- _Input for this task_:
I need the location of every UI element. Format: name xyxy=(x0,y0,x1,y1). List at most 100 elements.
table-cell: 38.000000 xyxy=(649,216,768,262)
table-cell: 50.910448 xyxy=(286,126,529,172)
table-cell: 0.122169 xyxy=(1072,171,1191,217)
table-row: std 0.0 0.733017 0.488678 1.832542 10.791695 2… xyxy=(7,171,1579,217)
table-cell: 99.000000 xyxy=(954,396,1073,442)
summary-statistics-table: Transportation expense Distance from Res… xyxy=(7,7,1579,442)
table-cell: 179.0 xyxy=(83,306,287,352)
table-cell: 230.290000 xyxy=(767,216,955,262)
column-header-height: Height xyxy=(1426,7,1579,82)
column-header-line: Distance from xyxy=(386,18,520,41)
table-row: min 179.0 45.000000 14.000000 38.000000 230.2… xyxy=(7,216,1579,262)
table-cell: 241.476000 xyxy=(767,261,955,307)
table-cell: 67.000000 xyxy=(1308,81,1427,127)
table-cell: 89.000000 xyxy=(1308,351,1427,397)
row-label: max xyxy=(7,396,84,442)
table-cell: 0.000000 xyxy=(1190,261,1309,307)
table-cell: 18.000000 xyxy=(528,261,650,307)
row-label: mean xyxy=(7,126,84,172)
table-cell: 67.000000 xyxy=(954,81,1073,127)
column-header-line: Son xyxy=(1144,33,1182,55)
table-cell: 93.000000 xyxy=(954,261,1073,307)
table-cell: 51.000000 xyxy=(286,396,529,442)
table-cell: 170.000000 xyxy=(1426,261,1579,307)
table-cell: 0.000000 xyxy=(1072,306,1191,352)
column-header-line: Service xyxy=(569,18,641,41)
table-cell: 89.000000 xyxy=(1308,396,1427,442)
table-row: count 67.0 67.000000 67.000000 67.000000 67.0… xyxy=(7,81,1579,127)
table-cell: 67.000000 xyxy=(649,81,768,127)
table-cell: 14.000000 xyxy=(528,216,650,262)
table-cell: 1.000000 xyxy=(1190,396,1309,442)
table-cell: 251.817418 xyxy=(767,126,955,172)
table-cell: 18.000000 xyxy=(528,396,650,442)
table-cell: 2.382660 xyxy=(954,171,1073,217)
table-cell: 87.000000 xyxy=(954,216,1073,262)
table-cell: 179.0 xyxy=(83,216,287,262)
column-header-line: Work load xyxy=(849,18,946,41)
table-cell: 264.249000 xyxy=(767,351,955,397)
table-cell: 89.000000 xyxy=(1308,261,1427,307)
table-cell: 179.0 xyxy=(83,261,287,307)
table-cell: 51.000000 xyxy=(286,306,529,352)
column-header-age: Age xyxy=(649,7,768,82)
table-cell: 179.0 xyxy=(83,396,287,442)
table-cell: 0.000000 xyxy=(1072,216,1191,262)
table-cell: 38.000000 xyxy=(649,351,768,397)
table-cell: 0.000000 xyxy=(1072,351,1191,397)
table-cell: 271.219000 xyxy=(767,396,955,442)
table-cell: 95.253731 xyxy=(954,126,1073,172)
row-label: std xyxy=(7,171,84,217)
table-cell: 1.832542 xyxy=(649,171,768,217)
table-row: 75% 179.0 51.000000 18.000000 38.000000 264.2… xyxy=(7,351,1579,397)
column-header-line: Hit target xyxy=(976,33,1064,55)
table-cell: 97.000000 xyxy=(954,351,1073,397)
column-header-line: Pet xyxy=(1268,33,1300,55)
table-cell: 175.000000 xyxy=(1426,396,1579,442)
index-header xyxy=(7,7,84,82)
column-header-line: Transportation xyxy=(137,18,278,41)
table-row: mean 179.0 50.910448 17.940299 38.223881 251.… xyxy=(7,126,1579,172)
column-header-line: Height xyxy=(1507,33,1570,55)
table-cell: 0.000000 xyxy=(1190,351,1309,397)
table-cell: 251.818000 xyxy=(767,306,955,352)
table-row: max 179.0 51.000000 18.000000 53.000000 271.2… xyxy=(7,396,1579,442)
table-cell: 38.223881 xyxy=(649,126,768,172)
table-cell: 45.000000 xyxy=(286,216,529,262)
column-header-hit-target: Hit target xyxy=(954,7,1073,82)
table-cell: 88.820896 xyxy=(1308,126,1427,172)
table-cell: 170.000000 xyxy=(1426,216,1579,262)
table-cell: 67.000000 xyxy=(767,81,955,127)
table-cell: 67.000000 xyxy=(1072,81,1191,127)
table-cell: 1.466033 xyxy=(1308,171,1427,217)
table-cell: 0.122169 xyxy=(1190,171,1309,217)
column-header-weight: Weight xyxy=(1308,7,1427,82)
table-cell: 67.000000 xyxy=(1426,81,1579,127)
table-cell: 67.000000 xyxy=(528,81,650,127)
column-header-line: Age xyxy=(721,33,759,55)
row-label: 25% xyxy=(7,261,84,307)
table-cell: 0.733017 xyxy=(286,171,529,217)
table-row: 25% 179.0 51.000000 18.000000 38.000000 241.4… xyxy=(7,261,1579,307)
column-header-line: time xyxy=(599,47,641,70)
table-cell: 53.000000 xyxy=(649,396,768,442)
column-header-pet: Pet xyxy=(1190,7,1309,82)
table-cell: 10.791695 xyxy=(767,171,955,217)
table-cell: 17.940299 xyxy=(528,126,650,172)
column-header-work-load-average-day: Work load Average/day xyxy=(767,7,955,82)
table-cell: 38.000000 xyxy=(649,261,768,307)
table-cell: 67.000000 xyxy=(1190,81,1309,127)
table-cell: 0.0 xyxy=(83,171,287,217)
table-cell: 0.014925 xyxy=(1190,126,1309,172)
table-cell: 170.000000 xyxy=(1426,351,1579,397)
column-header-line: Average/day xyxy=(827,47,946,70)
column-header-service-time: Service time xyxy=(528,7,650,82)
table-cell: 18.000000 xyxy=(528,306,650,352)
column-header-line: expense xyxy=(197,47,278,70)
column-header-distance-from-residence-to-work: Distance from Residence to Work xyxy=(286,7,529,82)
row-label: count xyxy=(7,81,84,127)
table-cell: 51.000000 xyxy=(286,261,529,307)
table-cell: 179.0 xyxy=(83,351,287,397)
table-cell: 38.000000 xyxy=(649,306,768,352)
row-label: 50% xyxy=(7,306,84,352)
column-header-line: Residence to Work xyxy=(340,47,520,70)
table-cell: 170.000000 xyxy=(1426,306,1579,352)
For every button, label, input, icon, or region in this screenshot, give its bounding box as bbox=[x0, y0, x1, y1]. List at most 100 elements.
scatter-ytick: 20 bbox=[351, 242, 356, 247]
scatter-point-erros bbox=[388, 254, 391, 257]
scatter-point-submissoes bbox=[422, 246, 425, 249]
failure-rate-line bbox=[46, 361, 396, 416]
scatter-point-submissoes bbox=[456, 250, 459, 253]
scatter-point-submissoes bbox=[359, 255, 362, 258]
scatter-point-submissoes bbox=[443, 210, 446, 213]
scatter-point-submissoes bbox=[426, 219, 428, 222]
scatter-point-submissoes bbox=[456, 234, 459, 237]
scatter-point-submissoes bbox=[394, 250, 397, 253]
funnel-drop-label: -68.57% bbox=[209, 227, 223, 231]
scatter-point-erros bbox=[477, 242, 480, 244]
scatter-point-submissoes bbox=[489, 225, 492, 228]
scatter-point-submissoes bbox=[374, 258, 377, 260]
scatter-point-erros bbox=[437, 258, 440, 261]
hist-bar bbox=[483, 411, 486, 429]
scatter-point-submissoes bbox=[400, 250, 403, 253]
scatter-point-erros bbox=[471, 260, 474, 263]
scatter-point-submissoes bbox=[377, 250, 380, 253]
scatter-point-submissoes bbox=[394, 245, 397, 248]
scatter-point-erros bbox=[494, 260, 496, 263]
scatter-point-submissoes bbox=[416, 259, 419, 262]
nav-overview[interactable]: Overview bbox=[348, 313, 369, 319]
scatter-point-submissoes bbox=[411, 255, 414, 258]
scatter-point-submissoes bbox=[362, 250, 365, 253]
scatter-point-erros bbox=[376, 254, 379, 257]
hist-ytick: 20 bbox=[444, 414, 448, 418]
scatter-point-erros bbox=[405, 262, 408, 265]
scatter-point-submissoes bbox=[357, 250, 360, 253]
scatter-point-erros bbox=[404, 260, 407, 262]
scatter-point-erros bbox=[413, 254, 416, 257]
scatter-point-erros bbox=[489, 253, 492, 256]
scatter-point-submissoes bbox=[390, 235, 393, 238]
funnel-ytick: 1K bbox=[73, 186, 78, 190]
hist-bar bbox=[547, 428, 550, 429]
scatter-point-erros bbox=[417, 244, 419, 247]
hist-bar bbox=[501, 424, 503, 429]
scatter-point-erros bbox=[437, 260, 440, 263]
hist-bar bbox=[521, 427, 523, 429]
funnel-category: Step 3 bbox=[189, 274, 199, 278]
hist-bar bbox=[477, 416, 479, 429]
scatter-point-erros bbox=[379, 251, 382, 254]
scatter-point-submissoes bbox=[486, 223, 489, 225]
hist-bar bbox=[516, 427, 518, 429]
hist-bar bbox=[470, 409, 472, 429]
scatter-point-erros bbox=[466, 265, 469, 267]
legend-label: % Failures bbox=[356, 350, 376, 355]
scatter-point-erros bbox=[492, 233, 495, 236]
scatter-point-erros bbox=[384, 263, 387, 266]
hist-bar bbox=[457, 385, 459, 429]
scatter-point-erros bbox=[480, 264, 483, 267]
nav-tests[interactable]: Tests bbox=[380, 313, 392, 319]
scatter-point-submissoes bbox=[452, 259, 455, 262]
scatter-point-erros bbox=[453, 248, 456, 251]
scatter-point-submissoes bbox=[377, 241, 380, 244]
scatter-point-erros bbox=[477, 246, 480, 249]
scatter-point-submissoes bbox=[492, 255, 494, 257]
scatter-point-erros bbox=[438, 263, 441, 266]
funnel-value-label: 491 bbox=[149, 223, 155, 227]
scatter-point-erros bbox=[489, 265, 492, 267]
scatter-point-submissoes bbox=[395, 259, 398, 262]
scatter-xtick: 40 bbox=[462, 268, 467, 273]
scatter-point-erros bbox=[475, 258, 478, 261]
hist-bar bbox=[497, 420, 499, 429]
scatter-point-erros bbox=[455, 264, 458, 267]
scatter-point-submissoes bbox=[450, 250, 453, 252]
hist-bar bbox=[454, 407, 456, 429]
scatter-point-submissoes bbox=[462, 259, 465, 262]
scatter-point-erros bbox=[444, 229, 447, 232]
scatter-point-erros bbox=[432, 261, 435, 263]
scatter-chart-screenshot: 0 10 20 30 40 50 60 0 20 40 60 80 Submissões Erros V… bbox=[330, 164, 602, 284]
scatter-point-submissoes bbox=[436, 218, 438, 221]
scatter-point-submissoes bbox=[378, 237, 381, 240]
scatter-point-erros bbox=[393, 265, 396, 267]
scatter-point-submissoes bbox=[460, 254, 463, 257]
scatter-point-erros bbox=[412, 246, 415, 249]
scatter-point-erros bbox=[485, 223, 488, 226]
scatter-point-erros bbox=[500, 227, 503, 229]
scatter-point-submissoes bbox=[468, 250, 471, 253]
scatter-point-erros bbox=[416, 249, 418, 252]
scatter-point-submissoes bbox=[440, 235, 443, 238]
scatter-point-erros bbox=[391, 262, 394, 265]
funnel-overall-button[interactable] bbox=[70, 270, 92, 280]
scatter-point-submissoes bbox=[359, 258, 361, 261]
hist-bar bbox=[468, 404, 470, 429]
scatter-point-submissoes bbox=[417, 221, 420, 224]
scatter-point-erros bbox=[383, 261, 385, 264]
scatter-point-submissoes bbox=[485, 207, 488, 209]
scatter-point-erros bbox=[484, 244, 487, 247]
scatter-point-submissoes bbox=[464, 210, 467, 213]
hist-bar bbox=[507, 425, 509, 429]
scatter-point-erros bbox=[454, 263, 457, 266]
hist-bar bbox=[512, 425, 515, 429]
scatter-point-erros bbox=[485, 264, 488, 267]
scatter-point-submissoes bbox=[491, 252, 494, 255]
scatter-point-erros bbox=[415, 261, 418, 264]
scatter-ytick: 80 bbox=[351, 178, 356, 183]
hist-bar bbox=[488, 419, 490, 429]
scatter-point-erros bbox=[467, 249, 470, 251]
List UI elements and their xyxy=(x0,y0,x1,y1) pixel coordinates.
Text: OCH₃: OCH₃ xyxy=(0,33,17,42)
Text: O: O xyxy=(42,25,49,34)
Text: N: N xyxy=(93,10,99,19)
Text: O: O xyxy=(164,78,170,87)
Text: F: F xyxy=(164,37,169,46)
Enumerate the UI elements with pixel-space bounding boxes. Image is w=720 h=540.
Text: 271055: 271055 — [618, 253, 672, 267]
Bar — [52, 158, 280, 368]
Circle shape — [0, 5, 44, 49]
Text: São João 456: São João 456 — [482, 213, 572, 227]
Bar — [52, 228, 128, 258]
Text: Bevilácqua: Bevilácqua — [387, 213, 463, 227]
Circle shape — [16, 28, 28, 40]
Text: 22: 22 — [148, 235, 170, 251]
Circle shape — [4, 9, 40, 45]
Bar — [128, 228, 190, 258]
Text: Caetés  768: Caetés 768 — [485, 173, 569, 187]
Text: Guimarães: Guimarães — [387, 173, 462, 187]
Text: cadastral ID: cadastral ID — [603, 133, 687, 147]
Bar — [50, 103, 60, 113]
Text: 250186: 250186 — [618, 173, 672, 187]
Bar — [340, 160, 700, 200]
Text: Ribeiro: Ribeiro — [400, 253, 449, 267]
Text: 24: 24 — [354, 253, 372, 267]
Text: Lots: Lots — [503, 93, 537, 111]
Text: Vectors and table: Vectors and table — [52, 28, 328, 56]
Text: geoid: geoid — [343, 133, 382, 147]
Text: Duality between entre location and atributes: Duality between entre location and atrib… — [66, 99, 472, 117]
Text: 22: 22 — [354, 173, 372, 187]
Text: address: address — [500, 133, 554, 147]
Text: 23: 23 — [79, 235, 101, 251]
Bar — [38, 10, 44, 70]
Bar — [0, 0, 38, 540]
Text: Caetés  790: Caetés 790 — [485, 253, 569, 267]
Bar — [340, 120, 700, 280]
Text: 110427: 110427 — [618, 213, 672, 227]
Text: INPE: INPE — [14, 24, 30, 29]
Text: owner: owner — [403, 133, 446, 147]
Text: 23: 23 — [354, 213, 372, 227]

- _Written instruction_:
Recast the records from their first line through the line containing "table-row: min 179.0" as a JSON list of strings, one string per line, with blank lines left out.

- _Exercise output_:
[
  "I need the location of every UI element. Format: name xyxy=(x0,y0,x1,y1). List at most 100 elements.",
  "table-cell: 38.000000 xyxy=(649,216,768,262)",
  "table-cell: 50.910448 xyxy=(286,126,529,172)",
  "table-cell: 0.122169 xyxy=(1072,171,1191,217)",
  "table-row: std 0.0 0.733017 0.488678 1.832542 10.791695 2… xyxy=(7,171,1579,217)",
  "table-cell: 99.000000 xyxy=(954,396,1073,442)",
  "summary-statistics-table: Transportation expense Distance from Res… xyxy=(7,7,1579,442)",
  "table-cell: 179.0 xyxy=(83,306,287,352)",
  "table-cell: 230.290000 xyxy=(767,216,955,262)",
  "column-header-height: Height xyxy=(1426,7,1579,82)",
  "column-header-line: Distance from xyxy=(386,18,520,41)",
  "table-row: min 179.0 45.000000 14.000000 38.000000 230.2… xyxy=(7,216,1579,262)"
]